> **What is expected**: Include in the output the line containing "Decode this image" and each subsequent line of the records, through the end, transcribed exactly. Add nothing else.
:: Excerpted data ::
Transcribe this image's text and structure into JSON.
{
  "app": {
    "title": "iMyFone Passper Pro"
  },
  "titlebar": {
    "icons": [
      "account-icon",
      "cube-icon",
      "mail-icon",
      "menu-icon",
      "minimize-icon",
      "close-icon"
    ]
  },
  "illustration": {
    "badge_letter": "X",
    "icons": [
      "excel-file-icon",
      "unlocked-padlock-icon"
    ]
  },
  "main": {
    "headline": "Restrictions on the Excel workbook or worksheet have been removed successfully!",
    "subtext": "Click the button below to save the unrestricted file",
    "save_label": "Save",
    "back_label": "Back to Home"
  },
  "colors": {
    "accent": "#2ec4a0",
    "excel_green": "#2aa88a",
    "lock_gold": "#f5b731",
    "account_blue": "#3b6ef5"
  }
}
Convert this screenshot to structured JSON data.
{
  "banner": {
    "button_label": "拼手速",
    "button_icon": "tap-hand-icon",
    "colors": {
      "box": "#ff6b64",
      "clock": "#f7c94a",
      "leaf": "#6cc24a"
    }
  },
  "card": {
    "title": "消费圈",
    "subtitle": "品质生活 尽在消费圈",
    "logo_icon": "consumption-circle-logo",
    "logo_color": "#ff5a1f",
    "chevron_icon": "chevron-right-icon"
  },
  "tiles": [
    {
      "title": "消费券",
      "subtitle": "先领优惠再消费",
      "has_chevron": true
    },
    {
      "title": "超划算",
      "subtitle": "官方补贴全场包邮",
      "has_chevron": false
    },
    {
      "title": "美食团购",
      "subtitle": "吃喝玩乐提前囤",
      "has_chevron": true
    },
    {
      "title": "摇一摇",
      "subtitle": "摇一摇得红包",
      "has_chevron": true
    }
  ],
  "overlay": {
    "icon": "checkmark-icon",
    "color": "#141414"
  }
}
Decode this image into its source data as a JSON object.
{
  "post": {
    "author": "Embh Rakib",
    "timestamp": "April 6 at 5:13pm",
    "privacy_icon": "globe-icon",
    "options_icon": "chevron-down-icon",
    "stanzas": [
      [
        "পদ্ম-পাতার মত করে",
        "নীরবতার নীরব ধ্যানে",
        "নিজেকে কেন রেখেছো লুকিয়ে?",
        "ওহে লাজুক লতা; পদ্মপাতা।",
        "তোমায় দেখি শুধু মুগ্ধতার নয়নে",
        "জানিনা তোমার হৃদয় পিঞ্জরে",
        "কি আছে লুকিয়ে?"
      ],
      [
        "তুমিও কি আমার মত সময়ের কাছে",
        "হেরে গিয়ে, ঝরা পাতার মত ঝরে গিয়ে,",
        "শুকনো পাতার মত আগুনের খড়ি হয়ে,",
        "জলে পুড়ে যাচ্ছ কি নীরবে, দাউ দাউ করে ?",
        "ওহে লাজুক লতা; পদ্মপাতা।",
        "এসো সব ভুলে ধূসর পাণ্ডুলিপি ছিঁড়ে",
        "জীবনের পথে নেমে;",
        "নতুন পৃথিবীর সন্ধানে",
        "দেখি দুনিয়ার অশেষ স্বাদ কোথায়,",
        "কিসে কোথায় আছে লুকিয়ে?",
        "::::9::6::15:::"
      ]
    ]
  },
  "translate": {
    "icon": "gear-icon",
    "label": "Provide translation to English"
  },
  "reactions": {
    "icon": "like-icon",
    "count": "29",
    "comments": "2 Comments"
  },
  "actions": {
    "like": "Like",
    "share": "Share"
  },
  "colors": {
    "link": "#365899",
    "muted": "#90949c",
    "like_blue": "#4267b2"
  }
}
:::
> **Solved exercise**:
Decode this image into its source data as a JSON object.
{
  "post": {
    "author": "Embh Rakib",
    "timestamp": "April 6 at 5:13pm",
    "privacy_icon": "globe-icon",
    "options_icon": "chevron-down-icon",
    "stanzas": [
      [
        "পদ্ম-পাতার মত করে",
        "নীরবতার নীরব ধ্যানে",
        "নিজেকে কেন রেখেছো লুকিয়ে?",
        "ওহে লাজুক লতা; পদ্মপাতা।",
        "তোমায় দেখি শুধু মুগ্ধতার নয়নে",
        "জানিনা তোমার হৃদয় পিঞ্জরে",
        "কি আছে লুকিয়ে?"
      ],
      [
        "তুমিও কি আমার মত সময়ের কাছে",
        "হেরে গিয়ে, ঝরা পাতার মত ঝরে গিয়ে,",
        "শুকনো পাতার মত আগুনের খড়ি হয়ে,",
        "জলে পুড়ে যাচ্ছ কি নীরবে, দাউ দাউ করে ?",
        "ওহে লাজুক লতা; পদ্মপাতা।",
        "এসো সব ভুলে ধূসর পাণ্ডুলিপি ছিঁড়ে",
        "জীবনের পথে নেমে;",
        "নতুন পৃথিবীর সন্ধানে",
        "দেখি দুনিয়ার অশেষ স্বাদ কোথায়,",
        "কিসে কোথায় আছে লুকিয়ে?",
        "::::9::6::15:::"
      ]
    ]
  },
  "translate": {
    "icon": "gear-icon",
    "label": "Provide translation to English"
  },
  "reactions": {
    "icon": "like-icon",
    "count": "29",
    "comments": "2 Comments"
  },
  "actions": {
    "like": "Like",
    "share": "Share"
  },
  "colors": {
    "link": "#365899",
    "muted": "#90949c",
    "like_blue": "#4267b2"
  }
}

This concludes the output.